> Exercise
The records underneath are to be repeated exactly, with the pictures left out.
==== Available data
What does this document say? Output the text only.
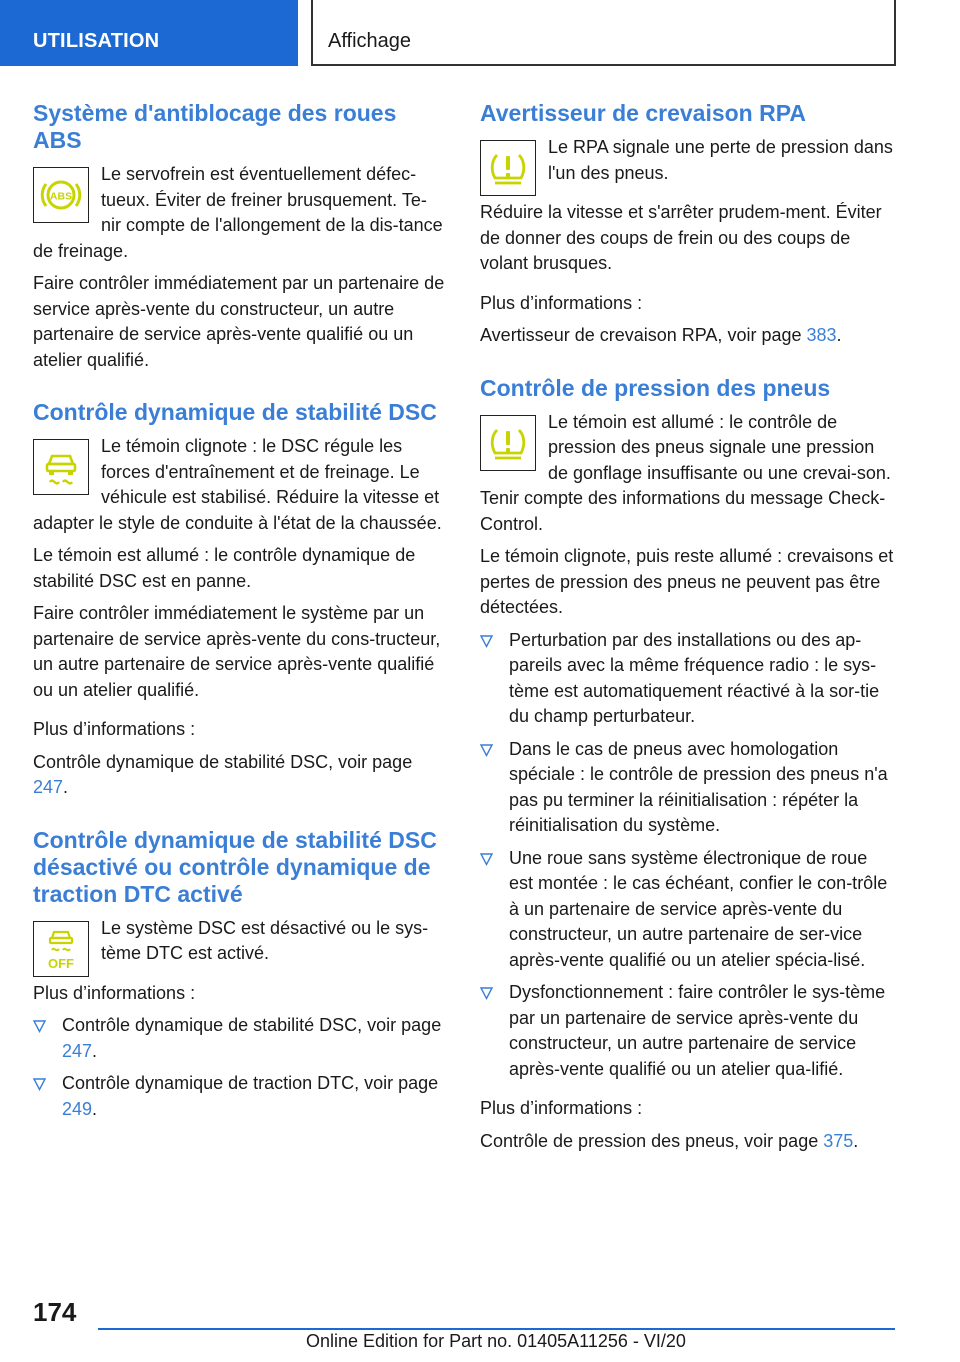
UTILISATION	Affichage
Système d'antiblocage des roues ABS
ABS

Le servofrein est éventuellement défec-tueux. Éviter de freiner brusquement. Te-nir compte de l'allongement de la dis-tance de freinage.

Faire contrôler immédiatement par un partenaire de service après-vente du constructeur, un autre partenaire de service après-vente qualifié ou un atelier qualifié.

Contrôle dynamique de stabilité DSC

Le témoin clignote : le DSC régule les forces d'entraînement et de freinage. Le véhicule est stabilisé. Réduire la vitesse et adapter le style de conduite à l'état de la chaussée.

Le témoin est allumé : le contrôle dynamique de stabilité DSC est en panne.

Faire contrôler immédiatement le système par un partenaire de service après-vente du cons-tructeur, un autre partenaire de service après-vente qualifié ou un atelier qualifié.

Plus d’informations :

Contrôle dynamique de stabilité DSC, voir page 247.

Contrôle dynamique de stabilité DSC désactivé ou contrôle dynamique de traction DTC activé
OFF

Le système DSC est désactivé ou le sys-tème DTC est activé.

Plus d’informations :

Contrôle dynamique de stabilité DSC, voir page 247.
Contrôle dynamique de traction DTC, voir page 249.
Avertisseur de crevaison RPA

Le RPA signale une perte de pression dans l'un des pneus.

Réduire la vitesse et s'arrêter prudem-ment. Éviter de donner des coups de frein ou des coups de volant brusques.

Plus d’informations :

Avertisseur de crevaison RPA, voir page 383.

Contrôle de pression des pneus

Le témoin est allumé : le contrôle de pression des pneus signale une pression de gonflage insuffisante ou une crevai-son. Tenir compte des informations du message Check-Control.

Le témoin clignote, puis reste allumé : crevaisons et pertes de pression des pneus ne peuvent pas être détectées.

Perturbation par des installations ou des ap-pareils avec la même fréquence radio : le sys-tème est automatiquement réactivé à la sor-tie du champ perturbateur.
Dans le cas de pneus avec homologation spéciale : le contrôle de pression des pneus n'a pas pu terminer la réinitialisation : répéter la réinitialisation du système.
Une roue sans système électronique de roue est montée : le cas échéant, confier le con-trôle à un partenaire de service après-vente du constructeur, un autre partenaire de ser-vice après-vente qualifié ou un atelier spécia-lisé.
Dysfonctionnement : faire contrôler le sys-tème par un partenaire de service après-vente du constructeur, un autre partenaire de service après-vente qualifié ou un atelier qua-lifié.

Plus d’informations :

Contrôle de pression des pneus, voir page 375.

174
Online Edition for Part no. 01405A11256 - VI/20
========
> The completed task
What does this document say? Output the text only.
UTILISATION	Affichage
Système d'antiblocage des roues ABS
ABS

Le servofrein est éventuellement défec-tueux. Éviter de freiner brusquement. Te-nir compte de l'allongement de la dis-tance de freinage.

Faire contrôler immédiatement par un partenaire de service après-vente du constructeur, un autre partenaire de service après-vente qualifié ou un atelier qualifié.

Contrôle dynamique de stabilité DSC

Le témoin clignote : le DSC régule les forces d'entraînement et de freinage. Le véhicule est stabilisé. Réduire la vitesse et adapter le style de conduite à l'état de la chaussée.

Le témoin est allumé : le contrôle dynamique de stabilité DSC est en panne.

Faire contrôler immédiatement le système par un partenaire de service après-vente du cons-tructeur, un autre partenaire de service après-vente qualifié ou un atelier qualifié.

Plus d’informations :

Contrôle dynamique de stabilité DSC, voir page 247.

Contrôle dynamique de stabilité DSC désactivé ou contrôle dynamique de traction DTC activé
OFF

Le système DSC est désactivé ou le sys-tème DTC est activé.

Plus d’informations :

Contrôle dynamique de stabilité DSC, voir page 247.
Contrôle dynamique de traction DTC, voir page 249.
Avertisseur de crevaison RPA

Le RPA signale une perte de pression dans l'un des pneus.

Réduire la vitesse et s'arrêter prudem-ment. Éviter de donner des coups de frein ou des coups de volant brusques.

Plus d’informations :

Avertisseur de crevaison RPA, voir page 383.

Contrôle de pression des pneus

Le témoin est allumé : le contrôle de pression des pneus signale une pression de gonflage insuffisante ou une crevai-son. Tenir compte des informations du message Check-Control.

Le témoin clignote, puis reste allumé : crevaisons et pertes de pression des pneus ne peuvent pas être détectées.

Perturbation par des installations ou des ap-pareils avec la même fréquence radio : le sys-tème est automatiquement réactivé à la sor-tie du champ perturbateur.
Dans le cas de pneus avec homologation spéciale : le contrôle de pression des pneus n'a pas pu terminer la réinitialisation : répéter la réinitialisation du système.
Une roue sans système électronique de roue est montée : le cas échéant, confier le con-trôle à un partenaire de service après-vente du constructeur, un autre partenaire de ser-vice après-vente qualifié ou un atelier spécia-lisé.
Dysfonctionnement : faire contrôler le sys-tème par un partenaire de service après-vente du constructeur, un autre partenaire de service après-vente qualifié ou un atelier qua-lifié.

Plus d’informations :

Contrôle de pression des pneus, voir page 375.

174
Online Edition for Part no. 01405A11256 - VI/20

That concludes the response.